Task input
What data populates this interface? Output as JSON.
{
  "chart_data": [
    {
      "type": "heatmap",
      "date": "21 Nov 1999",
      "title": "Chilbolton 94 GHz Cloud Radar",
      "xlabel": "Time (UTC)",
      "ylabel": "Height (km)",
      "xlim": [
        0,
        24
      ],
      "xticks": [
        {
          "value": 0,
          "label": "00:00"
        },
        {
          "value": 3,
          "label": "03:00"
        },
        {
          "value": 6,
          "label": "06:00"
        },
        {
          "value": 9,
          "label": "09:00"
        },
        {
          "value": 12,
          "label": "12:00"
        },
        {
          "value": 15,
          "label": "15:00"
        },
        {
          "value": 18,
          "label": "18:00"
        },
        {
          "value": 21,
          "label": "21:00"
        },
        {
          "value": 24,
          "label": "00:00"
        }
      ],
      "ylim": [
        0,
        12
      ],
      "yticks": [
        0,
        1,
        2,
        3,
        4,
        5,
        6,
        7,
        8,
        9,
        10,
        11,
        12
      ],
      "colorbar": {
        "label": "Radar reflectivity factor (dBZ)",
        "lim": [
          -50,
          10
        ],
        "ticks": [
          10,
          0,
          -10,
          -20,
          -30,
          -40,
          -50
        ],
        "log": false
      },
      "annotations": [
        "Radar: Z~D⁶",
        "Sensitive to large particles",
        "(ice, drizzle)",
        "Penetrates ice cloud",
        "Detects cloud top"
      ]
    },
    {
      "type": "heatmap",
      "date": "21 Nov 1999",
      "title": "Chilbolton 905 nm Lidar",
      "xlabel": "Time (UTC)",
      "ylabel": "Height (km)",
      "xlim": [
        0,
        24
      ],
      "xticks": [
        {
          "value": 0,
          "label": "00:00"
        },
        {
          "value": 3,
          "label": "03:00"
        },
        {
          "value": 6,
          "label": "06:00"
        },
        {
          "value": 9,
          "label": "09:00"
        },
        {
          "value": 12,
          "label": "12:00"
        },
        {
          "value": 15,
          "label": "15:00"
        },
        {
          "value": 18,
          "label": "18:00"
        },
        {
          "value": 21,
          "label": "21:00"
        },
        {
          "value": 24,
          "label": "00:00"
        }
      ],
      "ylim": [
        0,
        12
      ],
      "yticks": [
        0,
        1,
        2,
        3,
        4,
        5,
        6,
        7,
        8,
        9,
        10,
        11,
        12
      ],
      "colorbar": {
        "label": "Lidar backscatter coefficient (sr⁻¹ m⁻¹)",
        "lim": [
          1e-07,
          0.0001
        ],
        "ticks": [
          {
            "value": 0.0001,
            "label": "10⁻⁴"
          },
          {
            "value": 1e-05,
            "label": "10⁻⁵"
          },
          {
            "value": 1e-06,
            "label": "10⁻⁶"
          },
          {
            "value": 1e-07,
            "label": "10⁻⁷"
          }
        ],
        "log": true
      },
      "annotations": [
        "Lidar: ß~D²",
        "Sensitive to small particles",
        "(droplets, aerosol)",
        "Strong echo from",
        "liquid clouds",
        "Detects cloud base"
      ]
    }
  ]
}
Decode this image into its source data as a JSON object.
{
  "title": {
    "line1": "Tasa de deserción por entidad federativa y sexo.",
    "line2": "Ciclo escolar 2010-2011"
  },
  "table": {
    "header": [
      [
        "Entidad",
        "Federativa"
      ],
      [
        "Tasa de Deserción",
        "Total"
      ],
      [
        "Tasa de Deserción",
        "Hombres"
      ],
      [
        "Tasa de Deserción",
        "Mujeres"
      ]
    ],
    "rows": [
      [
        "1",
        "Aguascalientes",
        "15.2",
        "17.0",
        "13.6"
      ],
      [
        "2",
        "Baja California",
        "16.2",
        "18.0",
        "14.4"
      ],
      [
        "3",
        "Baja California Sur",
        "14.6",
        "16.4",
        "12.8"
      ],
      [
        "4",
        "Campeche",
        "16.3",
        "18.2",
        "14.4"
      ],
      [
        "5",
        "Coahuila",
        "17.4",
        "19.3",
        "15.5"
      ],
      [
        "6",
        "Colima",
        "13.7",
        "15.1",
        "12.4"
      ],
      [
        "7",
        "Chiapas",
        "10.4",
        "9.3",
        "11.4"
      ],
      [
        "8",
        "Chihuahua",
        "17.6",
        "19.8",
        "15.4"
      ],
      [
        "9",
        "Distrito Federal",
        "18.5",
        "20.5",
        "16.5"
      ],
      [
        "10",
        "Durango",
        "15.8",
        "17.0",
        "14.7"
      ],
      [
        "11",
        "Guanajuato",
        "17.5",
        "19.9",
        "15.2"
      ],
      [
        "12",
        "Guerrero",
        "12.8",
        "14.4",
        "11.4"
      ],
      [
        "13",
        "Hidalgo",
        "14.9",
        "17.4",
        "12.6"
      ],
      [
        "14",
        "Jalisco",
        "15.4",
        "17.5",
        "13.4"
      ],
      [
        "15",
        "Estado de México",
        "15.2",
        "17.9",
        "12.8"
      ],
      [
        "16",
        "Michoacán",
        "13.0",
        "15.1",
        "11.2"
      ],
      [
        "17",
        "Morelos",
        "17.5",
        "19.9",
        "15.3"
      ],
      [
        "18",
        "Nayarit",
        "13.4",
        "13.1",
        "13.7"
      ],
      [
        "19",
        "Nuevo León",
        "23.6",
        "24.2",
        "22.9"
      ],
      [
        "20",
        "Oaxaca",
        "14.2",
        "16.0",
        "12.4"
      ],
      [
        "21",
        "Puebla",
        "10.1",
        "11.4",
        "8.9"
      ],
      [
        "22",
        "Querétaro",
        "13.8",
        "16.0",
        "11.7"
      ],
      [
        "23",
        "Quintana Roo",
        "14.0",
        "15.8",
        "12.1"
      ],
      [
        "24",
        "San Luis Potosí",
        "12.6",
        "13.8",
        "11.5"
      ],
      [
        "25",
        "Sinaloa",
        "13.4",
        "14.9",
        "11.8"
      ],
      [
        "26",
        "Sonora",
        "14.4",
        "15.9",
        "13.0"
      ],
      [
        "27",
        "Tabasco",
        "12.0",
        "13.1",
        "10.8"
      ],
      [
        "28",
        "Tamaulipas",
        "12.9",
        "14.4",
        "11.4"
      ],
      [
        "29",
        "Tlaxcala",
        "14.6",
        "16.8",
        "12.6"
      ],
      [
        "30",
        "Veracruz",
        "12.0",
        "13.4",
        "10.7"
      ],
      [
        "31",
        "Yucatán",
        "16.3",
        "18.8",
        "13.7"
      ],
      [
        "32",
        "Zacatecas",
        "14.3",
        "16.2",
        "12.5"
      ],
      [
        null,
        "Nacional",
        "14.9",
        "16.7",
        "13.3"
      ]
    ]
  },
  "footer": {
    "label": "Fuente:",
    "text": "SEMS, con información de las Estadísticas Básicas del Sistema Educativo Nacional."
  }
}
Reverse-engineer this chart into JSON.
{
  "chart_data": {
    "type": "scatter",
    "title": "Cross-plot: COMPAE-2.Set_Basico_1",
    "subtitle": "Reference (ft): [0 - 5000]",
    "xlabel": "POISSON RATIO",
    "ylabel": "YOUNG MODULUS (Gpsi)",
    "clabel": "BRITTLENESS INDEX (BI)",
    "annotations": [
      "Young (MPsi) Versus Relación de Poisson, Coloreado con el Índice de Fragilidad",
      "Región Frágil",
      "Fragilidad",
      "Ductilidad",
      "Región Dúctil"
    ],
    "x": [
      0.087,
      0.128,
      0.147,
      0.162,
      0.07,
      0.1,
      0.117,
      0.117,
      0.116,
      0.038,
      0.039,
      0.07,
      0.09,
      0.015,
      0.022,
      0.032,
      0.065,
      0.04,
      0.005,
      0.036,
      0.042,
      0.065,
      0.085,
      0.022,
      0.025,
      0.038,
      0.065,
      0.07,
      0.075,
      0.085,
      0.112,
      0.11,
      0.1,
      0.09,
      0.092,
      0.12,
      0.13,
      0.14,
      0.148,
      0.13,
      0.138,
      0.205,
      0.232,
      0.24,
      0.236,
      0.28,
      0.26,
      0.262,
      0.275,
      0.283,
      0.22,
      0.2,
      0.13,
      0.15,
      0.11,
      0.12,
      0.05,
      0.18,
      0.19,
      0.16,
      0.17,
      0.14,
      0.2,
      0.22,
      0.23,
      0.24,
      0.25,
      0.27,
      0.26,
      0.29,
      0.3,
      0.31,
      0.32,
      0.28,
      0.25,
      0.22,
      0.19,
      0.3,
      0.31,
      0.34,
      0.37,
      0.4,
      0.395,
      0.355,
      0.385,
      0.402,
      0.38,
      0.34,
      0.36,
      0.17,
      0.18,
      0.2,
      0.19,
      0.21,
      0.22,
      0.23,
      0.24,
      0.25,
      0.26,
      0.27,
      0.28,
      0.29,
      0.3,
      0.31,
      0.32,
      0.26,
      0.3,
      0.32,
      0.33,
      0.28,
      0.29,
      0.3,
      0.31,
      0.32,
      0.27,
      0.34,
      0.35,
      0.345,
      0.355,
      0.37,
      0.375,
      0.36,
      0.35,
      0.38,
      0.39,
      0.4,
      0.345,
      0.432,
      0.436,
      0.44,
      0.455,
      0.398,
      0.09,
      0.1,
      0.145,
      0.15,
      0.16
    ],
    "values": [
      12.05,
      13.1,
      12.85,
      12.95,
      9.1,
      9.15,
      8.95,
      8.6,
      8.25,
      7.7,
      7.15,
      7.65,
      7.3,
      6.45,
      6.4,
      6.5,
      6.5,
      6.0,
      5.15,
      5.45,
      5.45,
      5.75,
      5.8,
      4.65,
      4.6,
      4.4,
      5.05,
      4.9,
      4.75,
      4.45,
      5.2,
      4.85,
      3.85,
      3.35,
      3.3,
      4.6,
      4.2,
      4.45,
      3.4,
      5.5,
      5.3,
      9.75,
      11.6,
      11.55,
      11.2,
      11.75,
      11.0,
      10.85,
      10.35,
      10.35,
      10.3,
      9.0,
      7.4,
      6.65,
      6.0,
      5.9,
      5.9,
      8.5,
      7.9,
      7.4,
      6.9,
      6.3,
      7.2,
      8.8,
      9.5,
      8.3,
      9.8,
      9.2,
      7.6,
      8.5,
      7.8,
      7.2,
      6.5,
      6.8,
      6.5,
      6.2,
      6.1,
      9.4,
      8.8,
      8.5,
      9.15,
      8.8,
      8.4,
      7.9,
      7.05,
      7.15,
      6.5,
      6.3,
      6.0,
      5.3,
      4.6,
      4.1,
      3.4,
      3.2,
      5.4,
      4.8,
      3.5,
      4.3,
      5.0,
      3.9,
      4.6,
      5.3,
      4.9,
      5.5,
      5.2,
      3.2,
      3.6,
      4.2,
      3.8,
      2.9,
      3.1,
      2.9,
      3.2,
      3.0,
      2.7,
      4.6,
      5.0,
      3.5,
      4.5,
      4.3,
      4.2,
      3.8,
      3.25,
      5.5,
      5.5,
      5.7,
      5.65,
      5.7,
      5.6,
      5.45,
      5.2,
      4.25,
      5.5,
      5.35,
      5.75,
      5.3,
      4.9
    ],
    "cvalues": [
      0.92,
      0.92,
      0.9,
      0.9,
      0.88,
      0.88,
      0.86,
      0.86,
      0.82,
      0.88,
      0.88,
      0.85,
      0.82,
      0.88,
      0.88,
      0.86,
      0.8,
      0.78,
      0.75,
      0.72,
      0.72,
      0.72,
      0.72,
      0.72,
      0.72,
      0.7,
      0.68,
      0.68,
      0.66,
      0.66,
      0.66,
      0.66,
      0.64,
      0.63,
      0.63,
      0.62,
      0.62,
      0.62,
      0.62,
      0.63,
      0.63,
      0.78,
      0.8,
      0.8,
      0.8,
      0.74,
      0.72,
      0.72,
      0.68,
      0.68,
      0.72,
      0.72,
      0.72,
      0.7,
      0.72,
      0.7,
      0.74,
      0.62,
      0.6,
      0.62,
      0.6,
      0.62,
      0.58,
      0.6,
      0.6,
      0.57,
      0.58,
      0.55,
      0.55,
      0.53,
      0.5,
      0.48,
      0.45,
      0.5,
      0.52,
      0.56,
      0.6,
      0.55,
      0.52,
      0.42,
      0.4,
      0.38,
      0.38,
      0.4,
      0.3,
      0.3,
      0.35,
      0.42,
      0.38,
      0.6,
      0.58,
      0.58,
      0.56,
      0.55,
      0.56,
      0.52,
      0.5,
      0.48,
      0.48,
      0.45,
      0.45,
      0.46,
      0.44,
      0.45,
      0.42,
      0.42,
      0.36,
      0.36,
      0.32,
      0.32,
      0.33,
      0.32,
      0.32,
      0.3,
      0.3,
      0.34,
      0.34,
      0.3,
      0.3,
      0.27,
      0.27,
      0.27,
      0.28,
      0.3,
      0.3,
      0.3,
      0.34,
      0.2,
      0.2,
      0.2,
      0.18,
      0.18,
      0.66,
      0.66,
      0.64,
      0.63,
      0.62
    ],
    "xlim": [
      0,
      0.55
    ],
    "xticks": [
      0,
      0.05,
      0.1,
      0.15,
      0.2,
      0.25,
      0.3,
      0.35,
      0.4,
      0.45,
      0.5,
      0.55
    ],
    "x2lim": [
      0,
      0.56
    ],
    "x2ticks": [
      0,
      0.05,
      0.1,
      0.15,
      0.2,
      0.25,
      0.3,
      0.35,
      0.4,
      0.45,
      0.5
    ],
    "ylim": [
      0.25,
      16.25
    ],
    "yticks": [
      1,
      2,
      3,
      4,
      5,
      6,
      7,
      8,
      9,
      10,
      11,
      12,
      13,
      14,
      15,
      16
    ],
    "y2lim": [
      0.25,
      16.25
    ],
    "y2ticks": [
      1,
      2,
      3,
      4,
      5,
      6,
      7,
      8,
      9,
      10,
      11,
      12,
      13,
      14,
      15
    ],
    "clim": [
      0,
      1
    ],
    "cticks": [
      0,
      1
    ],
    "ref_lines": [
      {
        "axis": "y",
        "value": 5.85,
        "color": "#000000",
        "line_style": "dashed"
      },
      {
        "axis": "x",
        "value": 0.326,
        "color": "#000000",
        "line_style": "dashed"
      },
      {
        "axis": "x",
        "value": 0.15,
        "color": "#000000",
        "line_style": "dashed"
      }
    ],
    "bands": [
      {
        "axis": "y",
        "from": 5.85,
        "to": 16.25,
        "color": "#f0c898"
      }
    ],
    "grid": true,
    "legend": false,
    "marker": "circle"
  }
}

Directive
Give the number of lines in the material above that have the word "Fragilidad" in them, and nothing more.

Exercise response
2